Return all the data, word for word.

**Some records**
------------------------------------------------------------
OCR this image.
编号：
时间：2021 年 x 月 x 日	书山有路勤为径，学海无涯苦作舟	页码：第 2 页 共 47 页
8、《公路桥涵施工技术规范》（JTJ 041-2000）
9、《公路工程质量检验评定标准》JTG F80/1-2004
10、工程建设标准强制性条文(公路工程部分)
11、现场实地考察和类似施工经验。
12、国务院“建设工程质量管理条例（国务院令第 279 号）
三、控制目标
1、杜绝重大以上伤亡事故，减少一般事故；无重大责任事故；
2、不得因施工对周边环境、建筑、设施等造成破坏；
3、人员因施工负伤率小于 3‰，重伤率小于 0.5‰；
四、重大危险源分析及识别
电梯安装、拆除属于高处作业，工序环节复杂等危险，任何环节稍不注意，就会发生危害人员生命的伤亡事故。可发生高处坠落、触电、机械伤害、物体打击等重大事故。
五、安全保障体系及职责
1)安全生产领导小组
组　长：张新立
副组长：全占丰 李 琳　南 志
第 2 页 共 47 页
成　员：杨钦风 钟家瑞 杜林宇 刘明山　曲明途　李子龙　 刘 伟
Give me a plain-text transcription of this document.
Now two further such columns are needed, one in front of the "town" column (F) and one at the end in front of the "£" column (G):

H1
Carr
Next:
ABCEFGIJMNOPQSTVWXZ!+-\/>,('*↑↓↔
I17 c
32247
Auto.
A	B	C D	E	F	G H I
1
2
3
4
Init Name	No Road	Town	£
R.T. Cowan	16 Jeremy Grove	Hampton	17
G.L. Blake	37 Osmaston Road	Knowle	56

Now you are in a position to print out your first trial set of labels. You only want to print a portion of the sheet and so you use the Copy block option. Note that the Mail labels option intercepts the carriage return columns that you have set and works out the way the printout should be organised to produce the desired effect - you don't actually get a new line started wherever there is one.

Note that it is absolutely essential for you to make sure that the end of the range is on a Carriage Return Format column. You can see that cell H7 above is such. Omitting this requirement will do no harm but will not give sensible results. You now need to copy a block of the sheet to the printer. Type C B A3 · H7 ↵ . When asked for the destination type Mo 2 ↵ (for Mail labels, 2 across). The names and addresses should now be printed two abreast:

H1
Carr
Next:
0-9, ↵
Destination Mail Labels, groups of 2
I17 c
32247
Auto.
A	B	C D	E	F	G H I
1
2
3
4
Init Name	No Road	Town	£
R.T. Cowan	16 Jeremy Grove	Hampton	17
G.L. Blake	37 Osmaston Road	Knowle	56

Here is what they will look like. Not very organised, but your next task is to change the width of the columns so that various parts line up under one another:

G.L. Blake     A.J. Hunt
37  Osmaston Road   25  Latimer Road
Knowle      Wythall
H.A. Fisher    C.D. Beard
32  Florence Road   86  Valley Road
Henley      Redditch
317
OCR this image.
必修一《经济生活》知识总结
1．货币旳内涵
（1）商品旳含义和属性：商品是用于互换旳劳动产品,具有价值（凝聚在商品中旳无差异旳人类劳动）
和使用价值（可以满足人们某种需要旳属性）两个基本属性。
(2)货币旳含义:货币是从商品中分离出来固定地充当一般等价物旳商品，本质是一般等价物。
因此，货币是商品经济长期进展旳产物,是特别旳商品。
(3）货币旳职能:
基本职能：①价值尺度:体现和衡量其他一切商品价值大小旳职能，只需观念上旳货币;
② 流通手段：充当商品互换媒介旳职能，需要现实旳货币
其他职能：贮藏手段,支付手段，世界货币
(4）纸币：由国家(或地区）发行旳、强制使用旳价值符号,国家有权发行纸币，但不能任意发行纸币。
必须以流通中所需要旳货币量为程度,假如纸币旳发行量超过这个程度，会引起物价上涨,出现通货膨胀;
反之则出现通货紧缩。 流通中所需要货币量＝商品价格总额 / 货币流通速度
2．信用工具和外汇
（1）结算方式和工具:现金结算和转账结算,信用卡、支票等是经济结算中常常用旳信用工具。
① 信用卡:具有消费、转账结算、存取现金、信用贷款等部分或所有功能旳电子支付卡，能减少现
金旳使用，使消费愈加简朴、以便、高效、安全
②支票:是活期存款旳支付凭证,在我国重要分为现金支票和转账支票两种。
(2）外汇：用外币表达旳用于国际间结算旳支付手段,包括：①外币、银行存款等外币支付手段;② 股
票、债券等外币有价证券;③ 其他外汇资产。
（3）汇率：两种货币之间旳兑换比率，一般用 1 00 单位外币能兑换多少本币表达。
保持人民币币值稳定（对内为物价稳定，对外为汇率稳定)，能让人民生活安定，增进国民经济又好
------------------------------------------------------------
**Result**
OCR this image.
编号：
时间：2021 年 x 月 x 日	书山有路勤为径，学海无涯苦作舟	页码：第 2 页 共 47 页
8、《公路桥涵施工技术规范》（JTJ 041-2000）
9、《公路工程质量检验评定标准》JTG F80/1-2004
10、工程建设标准强制性条文(公路工程部分)
11、现场实地考察和类似施工经验。
12、国务院“建设工程质量管理条例（国务院令第 279 号）
三、控制目标
1、杜绝重大以上伤亡事故，减少一般事故；无重大责任事故；
2、不得因施工对周边环境、建筑、设施等造成破坏；
3、人员因施工负伤率小于 3‰，重伤率小于 0.5‰；
四、重大危险源分析及识别
电梯安装、拆除属于高处作业，工序环节复杂等危险，任何环节稍不注意，就会发生危害人员生命的伤亡事故。可发生高处坠落、触电、机械伤害、物体打击等重大事故。
五、安全保障体系及职责
1)安全生产领导小组
组　长：张新立
副组长：全占丰 李 琳　南 志
第 2 页 共 47 页
成　员：杨钦风 钟家瑞 杜林宇 刘明山　曲明途　李子龙　 刘 伟
Give me a plain-text transcription of this document.
Now two further such columns are needed, one in front of the "town" column (F) and one at the end in front of the "£" column (G):

H1
Carr
Next:
ABCEFGIJMNOPQSTVWXZ!+-\/>,('*↑↓↔
I17 c
32247
Auto.
A	B	C D	E	F	G H I
1
2
3
4
Init Name	No Road	Town	£
R.T. Cowan	16 Jeremy Grove	Hampton	17
G.L. Blake	37 Osmaston Road	Knowle	56

Now you are in a position to print out your first trial set of labels. You only want to print a portion of the sheet and so you use the Copy block option. Note that the Mail labels option intercepts the carriage return columns that you have set and works out the way the printout should be organised to produce the desired effect - you don't actually get a new line started wherever there is one.

Note that it is absolutely essential for you to make sure that the end of the range is on a Carriage Return Format column. You can see that cell H7 above is such. Omitting this requirement will do no harm but will not give sensible results. You now need to copy a block of the sheet to the printer. Type C B A3 · H7 ↵ . When asked for the destination type Mo 2 ↵ (for Mail labels, 2 across). The names and addresses should now be printed two abreast:

H1
Carr
Next:
0-9, ↵
Destination Mail Labels, groups of 2
I17 c
32247
Auto.
A	B	C D	E	F	G H I
1
2
3
4
Init Name	No Road	Town	£
R.T. Cowan	16 Jeremy Grove	Hampton	17
G.L. Blake	37 Osmaston Road	Knowle	56

Here is what they will look like. Not very organised, but your next task is to change the width of the columns so that various parts line up under one another:

G.L. Blake     A.J. Hunt
37  Osmaston Road   25  Latimer Road
Knowle      Wythall
H.A. Fisher    C.D. Beard
32  Florence Road   86  Valley Road
Henley      Redditch
317
OCR this image.
必修一《经济生活》知识总结
1．货币旳内涵
（1）商品旳含义和属性：商品是用于互换旳劳动产品,具有价值（凝聚在商品中旳无差异旳人类劳动）
和使用价值（可以满足人们某种需要旳属性）两个基本属性。
(2)货币旳含义:货币是从商品中分离出来固定地充当一般等价物旳商品，本质是一般等价物。
因此，货币是商品经济长期进展旳产物,是特别旳商品。
(3）货币旳职能:
基本职能：①价值尺度:体现和衡量其他一切商品价值大小旳职能，只需观念上旳货币;
② 流通手段：充当商品互换媒介旳职能，需要现实旳货币
其他职能：贮藏手段,支付手段，世界货币
(4）纸币：由国家(或地区）发行旳、强制使用旳价值符号,国家有权发行纸币，但不能任意发行纸币。
必须以流通中所需要旳货币量为程度,假如纸币旳发行量超过这个程度，会引起物价上涨,出现通货膨胀;
反之则出现通货紧缩。 流通中所需要货币量＝商品价格总额 / 货币流通速度
2．信用工具和外汇
（1）结算方式和工具:现金结算和转账结算,信用卡、支票等是经济结算中常常用旳信用工具。
① 信用卡:具有消费、转账结算、存取现金、信用贷款等部分或所有功能旳电子支付卡，能减少现
金旳使用，使消费愈加简朴、以便、高效、安全
②支票:是活期存款旳支付凭证,在我国重要分为现金支票和转账支票两种。
(2）外汇：用外币表达旳用于国际间结算旳支付手段,包括：①外币、银行存款等外币支付手段;② 股
票、债券等外币有价证券;③ 其他外汇资产。
（3）汇率：两种货币之间旳兑换比率，一般用 1 00 单位外币能兑换多少本币表达。
保持人民币币值稳定（对内为物价稳定，对外为汇率稳定)，能让人民生活安定，增进国民经济又好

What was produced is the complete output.